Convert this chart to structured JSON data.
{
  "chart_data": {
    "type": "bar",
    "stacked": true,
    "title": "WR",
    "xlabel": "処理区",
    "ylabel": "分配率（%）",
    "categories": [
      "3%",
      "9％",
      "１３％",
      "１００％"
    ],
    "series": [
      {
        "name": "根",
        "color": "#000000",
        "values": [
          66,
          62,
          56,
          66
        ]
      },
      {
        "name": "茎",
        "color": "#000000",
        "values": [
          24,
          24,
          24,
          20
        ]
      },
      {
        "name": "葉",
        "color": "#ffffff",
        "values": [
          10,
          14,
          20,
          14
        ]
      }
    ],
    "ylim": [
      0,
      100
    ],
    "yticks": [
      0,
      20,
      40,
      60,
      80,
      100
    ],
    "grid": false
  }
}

#####

### Problem
Please output the entries above, every line exactly as it reads.

### Solution to the exercise
Convert this chart to structured JSON data.
{
  "chart_data": {
    "type": "bar",
    "stacked": true,
    "title": "WR",
    "xlabel": "処理区",
    "ylabel": "分配率（%）",
    "categories": [
      "3%",
      "9％",
      "１３％",
      "１００％"
    ],
    "series": [
      {
        "name": "根",
        "color": "#000000",
        "values": [
          66,
          62,
          56,
          66
        ]
      },
      {
        "name": "茎",
        "color": "#000000",
        "values": [
          24,
          24,
          24,
          20
        ]
      },
      {
        "name": "葉",
        "color": "#ffffff",
        "values": [
          10,
          14,
          20,
          14
        ]
      }
    ],
    "ylim": [
      0,
      100
    ],
    "yticks": [
      0,
      20,
      40,
      60,
      80,
      100
    ],
    "grid": false
  }
}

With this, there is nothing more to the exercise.